## Excerpt
>>>>>
Cellular and Molecular Phenotypes of pConsensus Peptide (pCons) Induced CD8(+) and CD4(+) Regulatory T Cells in Lupus

Systemic lupus erythematosus (SLE) is a chronic autoimmune disease with widespread inflammation, immune dysregulation, and is associated with the generation of destructive anti-DNA autoantibodies. We have shown previously the immune modulatory properties of pCons peptide in the induction of both CD4(+) and CD8(+) regulatory T cells which can in turn suppress development of the autoimmune disease in (NZB/NZW) F1 (BWF1) mice, an established model of lupus. In the present study, we add novel protein information and further demonstrate the molecular and cellular phenotypes of pCons-induced CD4(+) and CD8(+) T-reg subsets. Flow cytometry analyses revealed that pCons induced CD8(+) T-reg cells with the following cell surface molecules: CD25(high)CD28(high and low) subsets (shown earlier), CD62L(high), CD122(low), PD1(low), CTLA4(low), CCR7(low) and 41BB(high). Quantitative real-time PCR (qRT-PCR) gene expression analyses revealed that pCons-induced CD8(+) T-reg cells downregulated the following several genes: Regulator of G protein signaling (RGS2), RGS16, RGS17, BAX, GPT2, PDE3b, GADD45 beta and programmed cell death 1 (PD1). Further, we confirmed the down regulation of these genes by Western blot analyses at the protein level. To our translational significance, we showed herein that pCons significantly increased the percentage of CD8(+)FoxP3(+) T cells and further increased the mean fluorescence intensity (MFI) of FoxP3 when healthy peripheral blood mononuclear cells (PBMCs) are treated with pCons (10 mu g/ml, for 24-48 hours). In addition, we found that pCons reduced apoptosis in CD4(+) and CD8(+) T cells and B220(+) B cells of BWF1 lupus mice. These data suggest that pCons stimulates cellular, immunological, and molecular changes in regulatory T cells which in turn protect against SLE autoimmunity.
<<<<<
## Records shown
>>>>>
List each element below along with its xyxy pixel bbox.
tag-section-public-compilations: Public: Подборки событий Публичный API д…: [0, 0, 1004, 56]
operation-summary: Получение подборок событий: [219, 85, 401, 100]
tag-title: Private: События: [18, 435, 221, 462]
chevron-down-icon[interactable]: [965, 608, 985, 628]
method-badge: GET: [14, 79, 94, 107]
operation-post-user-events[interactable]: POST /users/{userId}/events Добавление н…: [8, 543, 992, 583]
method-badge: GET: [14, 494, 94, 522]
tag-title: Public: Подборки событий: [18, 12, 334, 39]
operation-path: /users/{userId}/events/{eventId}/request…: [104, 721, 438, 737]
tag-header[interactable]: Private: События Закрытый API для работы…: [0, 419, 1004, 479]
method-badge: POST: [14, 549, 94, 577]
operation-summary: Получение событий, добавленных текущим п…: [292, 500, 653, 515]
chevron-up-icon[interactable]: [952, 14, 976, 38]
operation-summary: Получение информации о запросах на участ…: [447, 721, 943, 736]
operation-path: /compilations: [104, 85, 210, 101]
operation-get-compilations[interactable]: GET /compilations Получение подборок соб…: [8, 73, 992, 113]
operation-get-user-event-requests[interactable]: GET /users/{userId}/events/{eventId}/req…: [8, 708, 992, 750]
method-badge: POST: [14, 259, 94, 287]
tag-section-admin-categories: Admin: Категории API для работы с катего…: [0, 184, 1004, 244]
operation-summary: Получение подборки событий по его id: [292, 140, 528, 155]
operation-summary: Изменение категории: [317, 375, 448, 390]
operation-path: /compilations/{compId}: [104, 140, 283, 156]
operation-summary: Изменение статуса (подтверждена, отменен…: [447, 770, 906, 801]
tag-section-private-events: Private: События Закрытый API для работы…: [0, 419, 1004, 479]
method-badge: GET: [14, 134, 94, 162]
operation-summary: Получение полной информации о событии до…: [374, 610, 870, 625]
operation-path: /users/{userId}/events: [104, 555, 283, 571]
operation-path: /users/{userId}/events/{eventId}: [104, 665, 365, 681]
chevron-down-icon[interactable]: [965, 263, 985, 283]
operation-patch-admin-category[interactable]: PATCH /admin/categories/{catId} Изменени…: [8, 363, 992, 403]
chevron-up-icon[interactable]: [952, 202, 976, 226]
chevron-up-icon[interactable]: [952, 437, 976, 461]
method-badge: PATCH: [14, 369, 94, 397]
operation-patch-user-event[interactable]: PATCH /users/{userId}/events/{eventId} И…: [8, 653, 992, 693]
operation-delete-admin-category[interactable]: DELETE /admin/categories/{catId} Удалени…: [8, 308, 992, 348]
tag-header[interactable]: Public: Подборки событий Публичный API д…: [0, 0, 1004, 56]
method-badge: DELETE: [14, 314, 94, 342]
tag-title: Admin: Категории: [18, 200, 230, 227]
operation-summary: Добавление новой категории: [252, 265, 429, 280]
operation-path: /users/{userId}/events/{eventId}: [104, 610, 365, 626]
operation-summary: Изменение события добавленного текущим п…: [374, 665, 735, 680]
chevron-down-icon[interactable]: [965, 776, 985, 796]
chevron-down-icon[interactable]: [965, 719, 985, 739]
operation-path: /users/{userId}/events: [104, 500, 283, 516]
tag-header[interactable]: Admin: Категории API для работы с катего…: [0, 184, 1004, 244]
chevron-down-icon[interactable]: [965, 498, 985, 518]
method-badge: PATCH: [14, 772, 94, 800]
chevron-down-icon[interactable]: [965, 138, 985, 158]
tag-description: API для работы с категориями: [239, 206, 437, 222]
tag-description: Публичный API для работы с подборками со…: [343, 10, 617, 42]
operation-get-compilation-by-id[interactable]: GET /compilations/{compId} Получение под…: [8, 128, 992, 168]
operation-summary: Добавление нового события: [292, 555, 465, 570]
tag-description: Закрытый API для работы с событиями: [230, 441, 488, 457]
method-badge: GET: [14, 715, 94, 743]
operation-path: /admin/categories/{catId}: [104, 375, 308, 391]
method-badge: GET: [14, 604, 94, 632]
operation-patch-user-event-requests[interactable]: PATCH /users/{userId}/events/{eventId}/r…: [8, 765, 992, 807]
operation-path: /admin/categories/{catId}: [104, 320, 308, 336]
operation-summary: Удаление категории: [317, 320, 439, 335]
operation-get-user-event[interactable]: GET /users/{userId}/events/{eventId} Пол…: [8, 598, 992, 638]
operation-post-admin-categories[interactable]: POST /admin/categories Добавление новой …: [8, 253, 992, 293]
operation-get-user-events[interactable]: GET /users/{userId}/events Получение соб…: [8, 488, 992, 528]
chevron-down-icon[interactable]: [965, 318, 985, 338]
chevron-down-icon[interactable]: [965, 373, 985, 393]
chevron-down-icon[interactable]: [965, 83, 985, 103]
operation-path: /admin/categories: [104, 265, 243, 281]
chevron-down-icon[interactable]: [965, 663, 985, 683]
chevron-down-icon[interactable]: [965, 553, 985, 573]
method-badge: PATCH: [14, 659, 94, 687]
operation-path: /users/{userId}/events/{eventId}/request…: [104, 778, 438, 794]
<<<<<
## List of tasks
- A) Using the abstract on pCons in lupus, decide whether each statement agrees with it. Answer yes or no for each, and quote the deciding words.
(i) The pCons-induced CD8(+) T-reg cells showed high levels of 41BB.
(ii) Healthy PBMCs were treated with pCons for 72 hours.
(iii) In BWF1 lupus mice, pCons increased apoptosis in B220(+) B cells.
- B) Answer these questions from the abstract on pCons in lupus:
(i) Which mice are named as the established lupus model?
(ii) Which method confirmed the gene downregulation at the protein level?
(iii) What level of CCR7 did the pCons-induced CD8(+) T-reg cells show?

## Solutions per task
- A)
(i) Yes: "41BB(high)"
(ii) No: "(10 mu g/ml, for 24-48 hours)"
(iii) No: "pCons reduced apoptosis in CD4(+) and CD8(+) T cells and B220(+) B cells of BWF1 lupus mice"

- B)
(i) (NZB/NZW) F1 (BWF1) mice
(ii) Western blot analyses
(iii) Low (CCR7(low))